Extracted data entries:
%%
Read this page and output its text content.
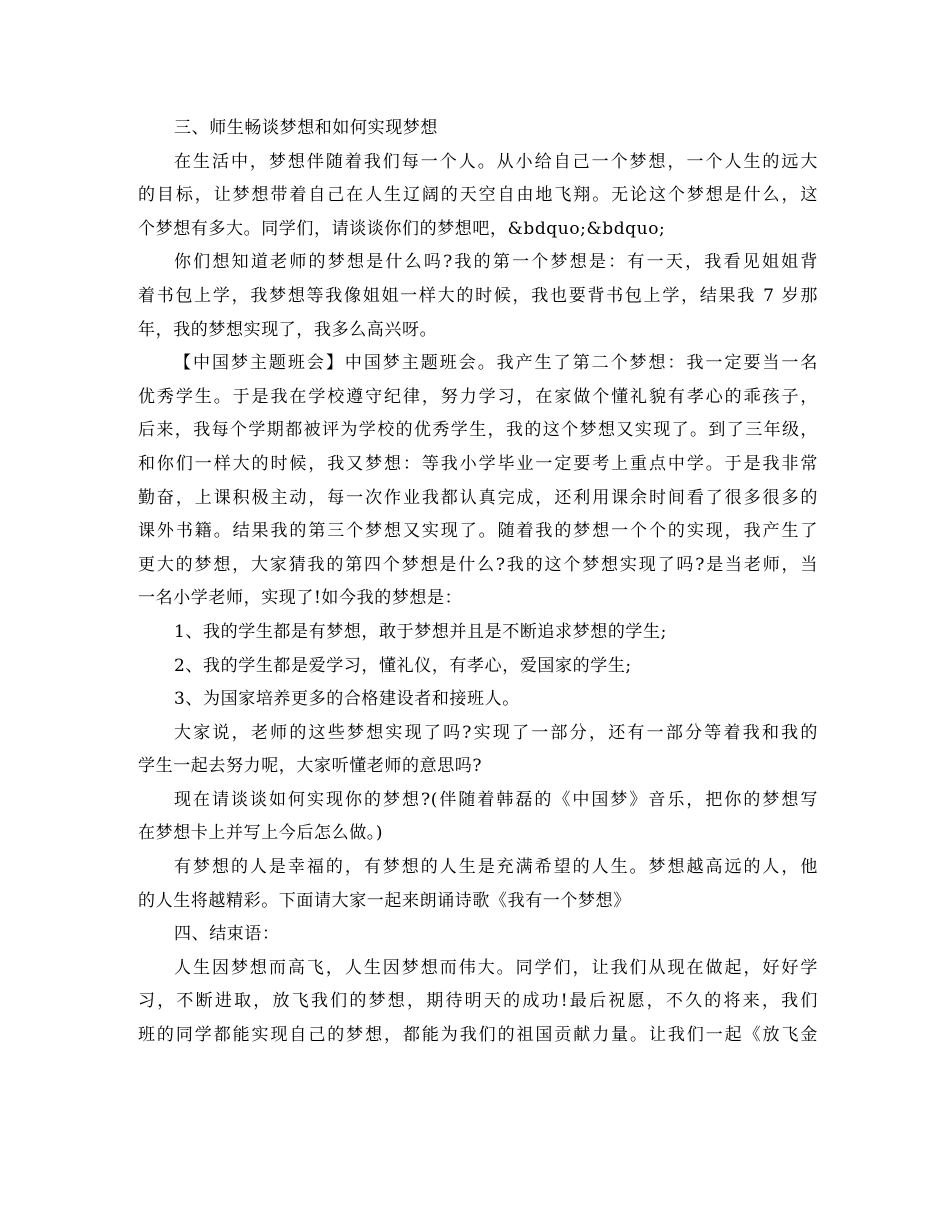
三、师生畅谈梦想和如何实现梦想
在生活中，梦想伴随着我们每一个人。从小给自己一个梦想，一个人生的远大
的目标，让梦想带着自己在人生辽阔的天空自由地飞翔。无论这个梦想是什么，这
个梦想有多大。同学们，请谈谈你们的梦想吧，&bdquo;&bdquo;
你们想知道老师的梦想是什么吗?我的第一个梦想是：有一天，我看见姐姐背
着书包上学，我梦想等我像姐姐一样大的时候，我也要背书包上学，结果我 7 岁那
年，我的梦想实现了，我多么高兴呀。
【中国梦主题班会】中国梦主题班会。我产生了第二个梦想：我一定要当一名
优秀学生。于是我在学校遵守纪律，努力学习，在家做个懂礼貌有孝心的乖孩子，
后来，我每个学期都被评为学校的优秀学生，我的这个梦想又实现了。到了三年级，
和你们一样大的时候，我又梦想：等我小学毕业一定要考上重点中学。于是我非常
勤奋，上课积极主动，每一次作业我都认真完成，还利用课余时间看了很多很多的
课外书籍。结果我的第三个梦想又实现了。随着我的梦想一个个的实现，我产生了
更大的梦想，大家猜我的第四个梦想是什么?我的这个梦想实现了吗?是当老师，当
一名小学老师，实现了!如今我的梦想是：
1、我的学生都是有梦想，敢于梦想并且是不断追求梦想的学生;
2、我的学生都是爱学习，懂礼仪，有孝心，爱国家的学生;
3、为国家培养更多的合格建设者和接班人。
大家说，老师的这些梦想实现了吗?实现了一部分，还有一部分等着我和我的
学生一起去努力呢，大家听懂老师的意思吗?
现在请谈谈如何实现你的梦想?(伴随着韩磊的《中国梦》音乐，把你的梦想写
在梦想卡上并写上今后怎么做。)
有梦想的人是幸福的，有梦想的人生是充满希望的人生。梦想越高远的人，他
的人生将越精彩。下面请大家一起来朗诵诗歌《我有一个梦想》
四、结束语：
人生因梦想而高飞，人生因梦想而伟大。同学们，让我们从现在做起，好好学
习，不断进取，放飞我们的梦想，期待明天的成功!最后祝愿，不久的将来，我们
班的同学都能实现自己的梦想，都能为我们的祖国贡献力量。让我们一起《放飞金
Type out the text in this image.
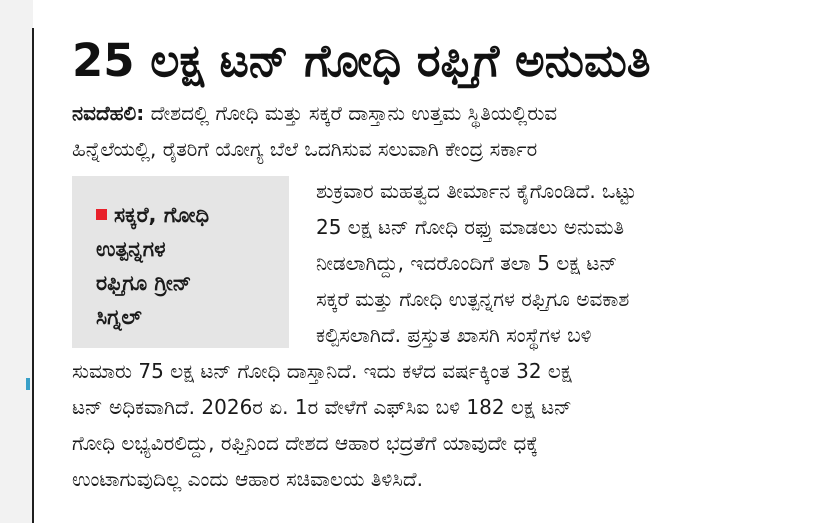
25 ಲಕ್ಷ ಟನ್ ಗೋಧಿ ರಫ್ತಿಗೆ ಅನುಮತಿ

ನವದೆಹಲಿ: ದೇಶದಲ್ಲಿ ಗೋಧಿ ಮತ್ತು ಸಕ್ಕರೆ ದಾಸ್ತಾನು ಉತ್ತಮ ಸ್ಥಿತಿಯಲ್ಲಿರುವ

ಹಿನ್ನೆಲೆಯಲ್ಲಿ, ರೈತರಿಗೆ ಯೋಗ್ಯ ಬೆಲೆ ಒದಗಿಸುವ ಸಲುವಾಗಿ ಕೇಂದ್ರ ಸರ್ಕಾರ

ಸಕ್ಕರೆ, ಗೋಧಿ
ಉತ್ಪನ್ನಗಳ
ರಫ್ತಿಗೂ ಗ್ರೀನ್
ಸಿಗ್ನಲ್

ಶುಕ್ರವಾರ ಮಹತ್ವದ ತೀರ್ಮಾನ ಕೈಗೊಂಡಿದೆ. ಒಟ್ಟು

25 ಲಕ್ಷ ಟನ್ ಗೋಧಿ ರಫ್ತು ಮಾಡಲು ಅನುಮತಿ

ನೀಡಲಾಗಿದ್ದು, ಇದರೊಂದಿಗೆ ತಲಾ 5 ಲಕ್ಷ ಟನ್

ಸಕ್ಕರೆ ಮತ್ತು ಗೋಧಿ ಉತ್ಪನ್ನಗಳ ರಫ್ತಿಗೂ ಅವಕಾಶ

ಕಲ್ಪಿಸಲಾಗಿದೆ. ಪ್ರಸ್ತುತ ಖಾಸಗಿ ಸಂಸ್ಥೆಗಳ ಬಳಿ

ಸುಮಾರು 75 ಲಕ್ಷ ಟನ್ ಗೋಧಿ ದಾಸ್ತಾನಿದೆ. ಇದು ಕಳೆದ ವರ್ಷಕ್ಕಿಂತ 32 ಲಕ್ಷ

ಟನ್ ಅಧಿಕವಾಗಿದೆ. 2026ರ ಏ. 1ರ ವೇಳೆಗೆ ಎಫ್‌ಸಿಐ ಬಳಿ 182 ಲಕ್ಷ ಟನ್

ಗೋಧಿ ಲಭ್ಯವಿರಲಿದ್ದು, ರಫ್ತಿನಿಂದ ದೇಶದ ಆಹಾರ ಭದ್ರತೆಗೆ ಯಾವುದೇ ಧಕ್ಕೆ

ಉಂಟಾಗುವುದಿಲ್ಲ ಎಂದು ಆಹಾರ ಸಚಿವಾಲಯ ತಿಳಿಸಿದೆ.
%%
● Stated task
Reproduce every line of the material precisely, omitting its pictures.

● Reply to the exercise
Read this page and output its text content.
三、师生畅谈梦想和如何实现梦想
在生活中，梦想伴随着我们每一个人。从小给自己一个梦想，一个人生的远大
的目标，让梦想带着自己在人生辽阔的天空自由地飞翔。无论这个梦想是什么，这
个梦想有多大。同学们，请谈谈你们的梦想吧，&bdquo;&bdquo;
你们想知道老师的梦想是什么吗?我的第一个梦想是：有一天，我看见姐姐背
着书包上学，我梦想等我像姐姐一样大的时候，我也要背书包上学，结果我 7 岁那
年，我的梦想实现了，我多么高兴呀。
【中国梦主题班会】中国梦主题班会。我产生了第二个梦想：我一定要当一名
优秀学生。于是我在学校遵守纪律，努力学习，在家做个懂礼貌有孝心的乖孩子，
后来，我每个学期都被评为学校的优秀学生，我的这个梦想又实现了。到了三年级，
和你们一样大的时候，我又梦想：等我小学毕业一定要考上重点中学。于是我非常
勤奋，上课积极主动，每一次作业我都认真完成，还利用课余时间看了很多很多的
课外书籍。结果我的第三个梦想又实现了。随着我的梦想一个个的实现，我产生了
更大的梦想，大家猜我的第四个梦想是什么?我的这个梦想实现了吗?是当老师，当
一名小学老师，实现了!如今我的梦想是：
1、我的学生都是有梦想，敢于梦想并且是不断追求梦想的学生;
2、我的学生都是爱学习，懂礼仪，有孝心，爱国家的学生;
3、为国家培养更多的合格建设者和接班人。
大家说，老师的这些梦想实现了吗?实现了一部分，还有一部分等着我和我的
学生一起去努力呢，大家听懂老师的意思吗?
现在请谈谈如何实现你的梦想?(伴随着韩磊的《中国梦》音乐，把你的梦想写
在梦想卡上并写上今后怎么做。)
有梦想的人是幸福的，有梦想的人生是充满希望的人生。梦想越高远的人，他
的人生将越精彩。下面请大家一起来朗诵诗歌《我有一个梦想》
四、结束语：
人生因梦想而高飞，人生因梦想而伟大。同学们，让我们从现在做起，好好学
习，不断进取，放飞我们的梦想，期待明天的成功!最后祝愿，不久的将来，我们
班的同学都能实现自己的梦想，都能为我们的祖国贡献力量。让我们一起《放飞金
Type out the text in this image.
25 ಲಕ್ಷ ಟನ್ ಗೋಧಿ ರಫ್ತಿಗೆ ಅನುಮತಿ

ನವದೆಹಲಿ: ದೇಶದಲ್ಲಿ ಗೋಧಿ ಮತ್ತು ಸಕ್ಕರೆ ದಾಸ್ತಾನು ಉತ್ತಮ ಸ್ಥಿತಿಯಲ್ಲಿರುವ

ಹಿನ್ನೆಲೆಯಲ್ಲಿ, ರೈತರಿಗೆ ಯೋಗ್ಯ ಬೆಲೆ ಒದಗಿಸುವ ಸಲುವಾಗಿ ಕೇಂದ್ರ ಸರ್ಕಾರ

ಸಕ್ಕರೆ, ಗೋಧಿ
ಉತ್ಪನ್ನಗಳ
ರಫ್ತಿಗೂ ಗ್ರೀನ್
ಸಿಗ್ನಲ್

ಶುಕ್ರವಾರ ಮಹತ್ವದ ತೀರ್ಮಾನ ಕೈಗೊಂಡಿದೆ. ಒಟ್ಟು

25 ಲಕ್ಷ ಟನ್ ಗೋಧಿ ರಫ್ತು ಮಾಡಲು ಅನುಮತಿ

ನೀಡಲಾಗಿದ್ದು, ಇದರೊಂದಿಗೆ ತಲಾ 5 ಲಕ್ಷ ಟನ್

ಸಕ್ಕರೆ ಮತ್ತು ಗೋಧಿ ಉತ್ಪನ್ನಗಳ ರಫ್ತಿಗೂ ಅವಕಾಶ

ಕಲ್ಪಿಸಲಾಗಿದೆ. ಪ್ರಸ್ತುತ ಖಾಸಗಿ ಸಂಸ್ಥೆಗಳ ಬಳಿ

ಸುಮಾರು 75 ಲಕ್ಷ ಟನ್ ಗೋಧಿ ದಾಸ್ತಾನಿದೆ. ಇದು ಕಳೆದ ವರ್ಷಕ್ಕಿಂತ 32 ಲಕ್ಷ

ಟನ್ ಅಧಿಕವಾಗಿದೆ. 2026ರ ಏ. 1ರ ವೇಳೆಗೆ ಎಫ್‌ಸಿಐ ಬಳಿ 182 ಲಕ್ಷ ಟನ್

ಗೋಧಿ ಲಭ್ಯವಿರಲಿದ್ದು, ರಫ್ತಿನಿಂದ ದೇಶದ ಆಹಾರ ಭದ್ರತೆಗೆ ಯಾವುದೇ ಧಕ್ಕೆ

ಉಂಟಾಗುವುದಿಲ್ಲ ಎಂದು ಆಹಾರ ಸಚಿವಾಲಯ ತಿಳಿಸಿದೆ.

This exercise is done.